— Start MATERIAL SHOWN —

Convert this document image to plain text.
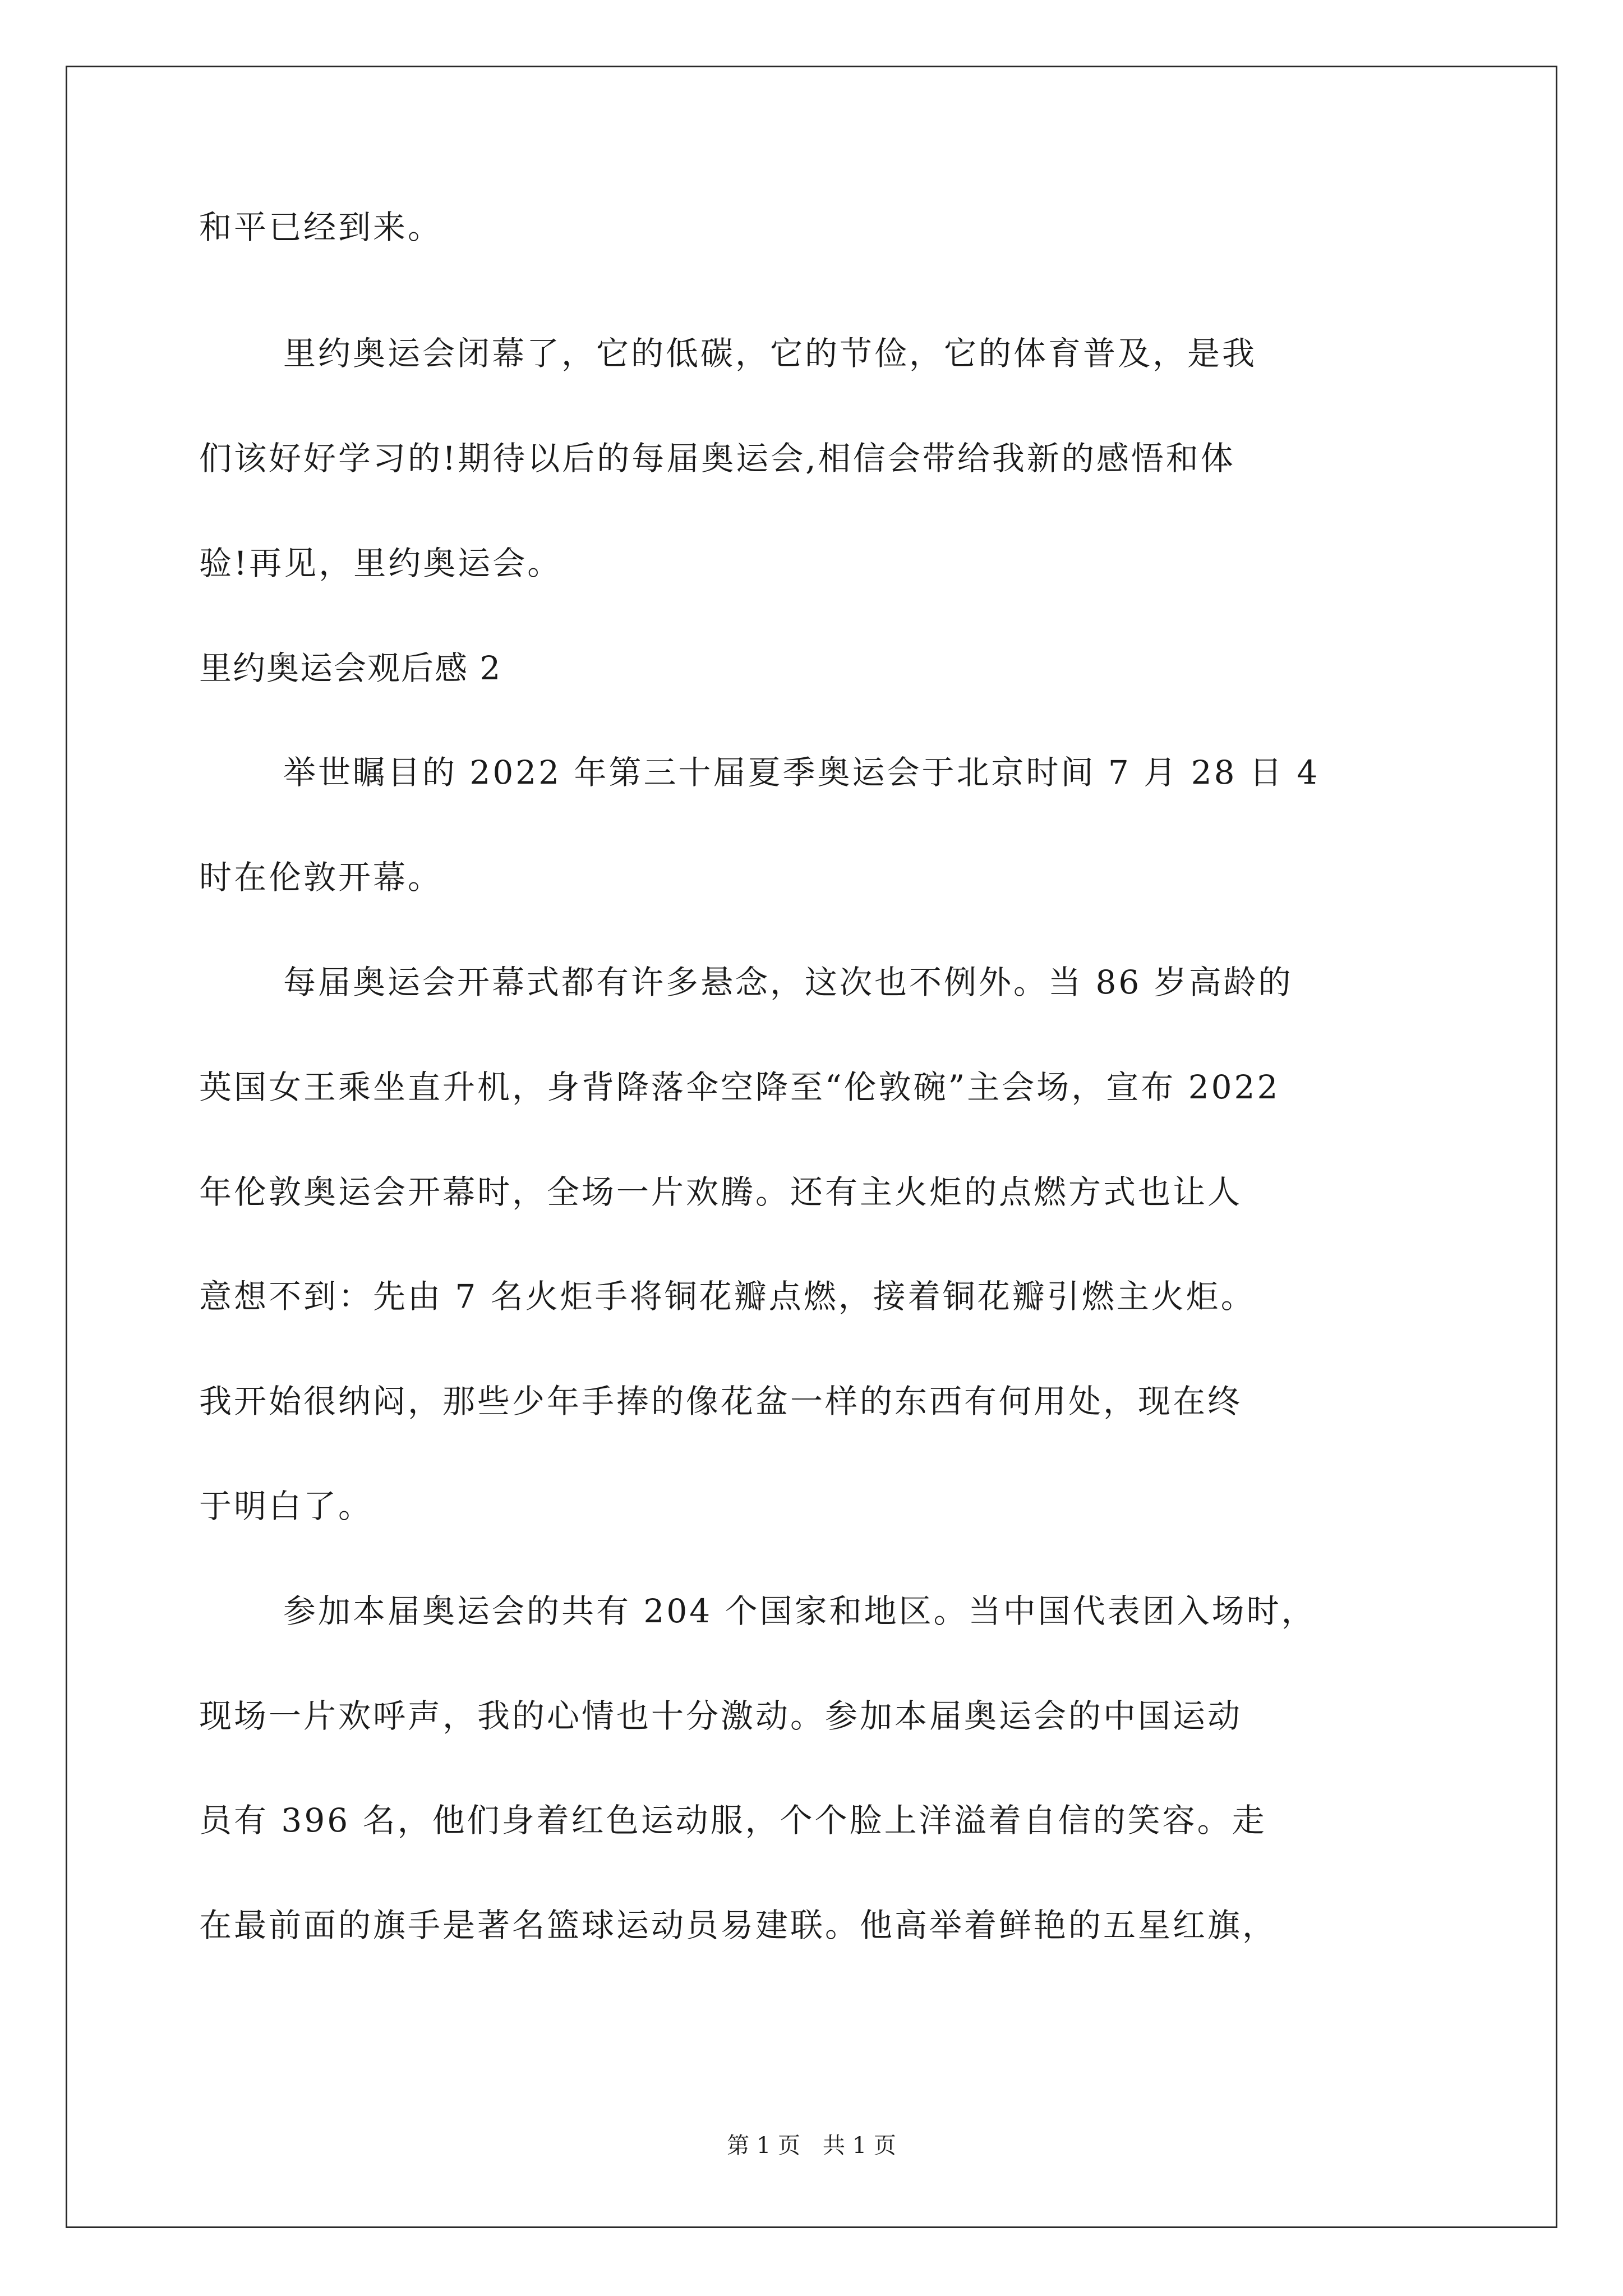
和平已经到来。
里约奥运会闭幕了，它的低碳，它的节俭，它的体育普及，是我
们该好好学习的!期待以后的每届奥运会,相信会带给我新的感悟和体
验!再见，里约奥运会。
里约奥运会观后感 2
举世瞩目的 2022 年第三十届夏季奥运会于北京时间 7 月 28 日 4
时在伦敦开幕。
每届奥运会开幕式都有许多悬念，这次也不例外。当 86 岁高龄的
英国女王乘坐直升机，身背降落伞空降至“伦敦碗”主会场，宣布 2022
年伦敦奥运会开幕时，全场一片欢腾。还有主火炬的点燃方式也让人
意想不到：先由 7 名火炬手将铜花瓣点燃，接着铜花瓣引燃主火炬。
我开始很纳闷，那些少年手捧的像花盆一样的东西有何用处，现在终
于明白了。
参加本届奥运会的共有 204 个国家和地区。当中国代表团入场时，
现场一片欢呼声，我的心情也十分激动。参加本届奥运会的中国运动
员有 396 名，他们身着红色运动服，个个脸上洋溢着自信的笑容。走
在最前面的旗手是著名篮球运动员易建联。他高举着鲜艳的五星红旗，
第 1 页　共 1 页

— End MATERIAL SHOWN —

## [TASK]
Quote all the records verbatim, dropping any pictures from your copy.

## [EXERCISE ANSWER]
Convert this document image to plain text.
和平已经到来。
里约奥运会闭幕了，它的低碳，它的节俭，它的体育普及，是我
们该好好学习的!期待以后的每届奥运会,相信会带给我新的感悟和体
验!再见，里约奥运会。
里约奥运会观后感 2
举世瞩目的 2022 年第三十届夏季奥运会于北京时间 7 月 28 日 4
时在伦敦开幕。
每届奥运会开幕式都有许多悬念，这次也不例外。当 86 岁高龄的
英国女王乘坐直升机，身背降落伞空降至“伦敦碗”主会场，宣布 2022
年伦敦奥运会开幕时，全场一片欢腾。还有主火炬的点燃方式也让人
意想不到：先由 7 名火炬手将铜花瓣点燃，接着铜花瓣引燃主火炬。
我开始很纳闷，那些少年手捧的像花盆一样的东西有何用处，现在终
于明白了。
参加本届奥运会的共有 204 个国家和地区。当中国代表团入场时，
现场一片欢呼声，我的心情也十分激动。参加本届奥运会的中国运动
员有 396 名，他们身着红色运动服，个个脸上洋溢着自信的笑容。走
在最前面的旗手是著名篮球运动员易建联。他高举着鲜艳的五星红旗，
第 1 页　共 1 页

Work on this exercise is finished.